══ Records shown ══
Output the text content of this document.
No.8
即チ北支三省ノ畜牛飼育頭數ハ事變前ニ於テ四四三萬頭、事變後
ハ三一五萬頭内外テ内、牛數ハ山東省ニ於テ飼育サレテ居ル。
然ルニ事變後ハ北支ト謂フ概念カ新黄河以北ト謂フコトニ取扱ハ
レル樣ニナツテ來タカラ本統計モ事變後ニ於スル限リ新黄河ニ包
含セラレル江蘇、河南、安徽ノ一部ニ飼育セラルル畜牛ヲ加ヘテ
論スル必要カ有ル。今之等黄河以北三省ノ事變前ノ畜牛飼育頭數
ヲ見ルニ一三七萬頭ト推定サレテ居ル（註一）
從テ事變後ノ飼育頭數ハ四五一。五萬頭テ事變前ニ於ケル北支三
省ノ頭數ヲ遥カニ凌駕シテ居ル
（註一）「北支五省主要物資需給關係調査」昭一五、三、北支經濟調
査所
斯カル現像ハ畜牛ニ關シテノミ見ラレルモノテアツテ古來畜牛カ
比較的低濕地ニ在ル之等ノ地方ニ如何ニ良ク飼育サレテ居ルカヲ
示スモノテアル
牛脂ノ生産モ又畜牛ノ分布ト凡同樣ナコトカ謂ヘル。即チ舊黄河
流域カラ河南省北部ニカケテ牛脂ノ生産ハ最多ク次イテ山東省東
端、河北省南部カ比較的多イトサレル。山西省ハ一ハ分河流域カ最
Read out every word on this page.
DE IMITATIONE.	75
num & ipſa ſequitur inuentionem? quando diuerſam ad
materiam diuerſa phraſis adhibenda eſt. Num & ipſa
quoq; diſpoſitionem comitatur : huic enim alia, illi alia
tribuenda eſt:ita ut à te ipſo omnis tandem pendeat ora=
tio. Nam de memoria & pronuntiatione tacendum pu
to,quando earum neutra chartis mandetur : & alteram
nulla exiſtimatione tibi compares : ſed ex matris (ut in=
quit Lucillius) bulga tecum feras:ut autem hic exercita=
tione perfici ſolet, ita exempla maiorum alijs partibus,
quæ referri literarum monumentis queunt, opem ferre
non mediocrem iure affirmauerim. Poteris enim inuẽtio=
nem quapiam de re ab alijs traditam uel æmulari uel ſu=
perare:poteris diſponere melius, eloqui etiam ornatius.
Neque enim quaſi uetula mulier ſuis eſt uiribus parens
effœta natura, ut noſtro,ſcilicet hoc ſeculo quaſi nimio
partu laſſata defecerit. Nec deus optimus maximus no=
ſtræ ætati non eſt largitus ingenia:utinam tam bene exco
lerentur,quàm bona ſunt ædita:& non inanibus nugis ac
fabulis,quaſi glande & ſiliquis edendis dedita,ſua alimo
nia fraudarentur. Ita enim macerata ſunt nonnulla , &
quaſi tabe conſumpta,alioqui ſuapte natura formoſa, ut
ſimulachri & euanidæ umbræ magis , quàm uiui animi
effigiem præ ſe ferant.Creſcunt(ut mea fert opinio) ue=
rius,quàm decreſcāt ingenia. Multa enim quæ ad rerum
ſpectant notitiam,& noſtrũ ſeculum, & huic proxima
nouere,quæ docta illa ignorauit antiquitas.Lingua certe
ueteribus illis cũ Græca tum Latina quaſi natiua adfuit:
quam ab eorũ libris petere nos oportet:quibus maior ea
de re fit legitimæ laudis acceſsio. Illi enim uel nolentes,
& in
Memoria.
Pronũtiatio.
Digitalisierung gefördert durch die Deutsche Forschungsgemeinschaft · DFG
═══
What is needed: Please restate the whole listing word for word.

Answer below:
Output the text content of this document.
No.8
即チ北支三省ノ畜牛飼育頭數ハ事變前ニ於テ四四三萬頭、事變後
ハ三一五萬頭内外テ内、牛數ハ山東省ニ於テ飼育サレテ居ル。
然ルニ事變後ハ北支ト謂フ概念カ新黄河以北ト謂フコトニ取扱ハ
レル樣ニナツテ來タカラ本統計モ事變後ニ於スル限リ新黄河ニ包
含セラレル江蘇、河南、安徽ノ一部ニ飼育セラルル畜牛ヲ加ヘテ
論スル必要カ有ル。今之等黄河以北三省ノ事變前ノ畜牛飼育頭數
ヲ見ルニ一三七萬頭ト推定サレテ居ル（註一）
從テ事變後ノ飼育頭數ハ四五一。五萬頭テ事變前ニ於ケル北支三
省ノ頭數ヲ遥カニ凌駕シテ居ル
（註一）「北支五省主要物資需給關係調査」昭一五、三、北支經濟調
査所
斯カル現像ハ畜牛ニ關シテノミ見ラレルモノテアツテ古來畜牛カ
比較的低濕地ニ在ル之等ノ地方ニ如何ニ良ク飼育サレテ居ルカヲ
示スモノテアル
牛脂ノ生産モ又畜牛ノ分布ト凡同樣ナコトカ謂ヘル。即チ舊黄河
流域カラ河南省北部ニカケテ牛脂ノ生産ハ最多ク次イテ山東省東
端、河北省南部カ比較的多イトサレル。山西省ハ一ハ分河流域カ最
Read out every word on this page.
DE IMITATIONE.	75
num & ipſa ſequitur inuentionem? quando diuerſam ad
materiam diuerſa phraſis adhibenda eſt. Num & ipſa
quoq; diſpoſitionem comitatur : huic enim alia, illi alia
tribuenda eſt:ita ut à te ipſo omnis tandem pendeat ora=
tio. Nam de memoria & pronuntiatione tacendum pu
to,quando earum neutra chartis mandetur : & alteram
nulla exiſtimatione tibi compares : ſed ex matris (ut in=
quit Lucillius) bulga tecum feras:ut autem hic exercita=
tione perfici ſolet, ita exempla maiorum alijs partibus,
quæ referri literarum monumentis queunt, opem ferre
non mediocrem iure affirmauerim. Poteris enim inuẽtio=
nem quapiam de re ab alijs traditam uel æmulari uel ſu=
perare:poteris diſponere melius, eloqui etiam ornatius.
Neque enim quaſi uetula mulier ſuis eſt uiribus parens
effœta natura, ut noſtro,ſcilicet hoc ſeculo quaſi nimio
partu laſſata defecerit. Nec deus optimus maximus no=
ſtræ ætati non eſt largitus ingenia:utinam tam bene exco
lerentur,quàm bona ſunt ædita:& non inanibus nugis ac
fabulis,quaſi glande & ſiliquis edendis dedita,ſua alimo
nia fraudarentur. Ita enim macerata ſunt nonnulla , &
quaſi tabe conſumpta,alioqui ſuapte natura formoſa, ut
ſimulachri & euanidæ umbræ magis , quàm uiui animi
effigiem præ ſe ferant.Creſcunt(ut mea fert opinio) ue=
rius,quàm decreſcāt ingenia. Multa enim quæ ad rerum
ſpectant notitiam,& noſtrũ ſeculum, & huic proxima
nouere,quæ docta illa ignorauit antiquitas.Lingua certe
ueteribus illis cũ Græca tum Latina quaſi natiua adfuit:
quam ab eorũ libris petere nos oportet:quibus maior ea
de re fit legitimæ laudis acceſsio. Illi enim uel nolentes,
& in
Memoria.
Pronũtiatio.
Digitalisierung gefördert durch die Deutsche Forschungsgemeinschaft · DFG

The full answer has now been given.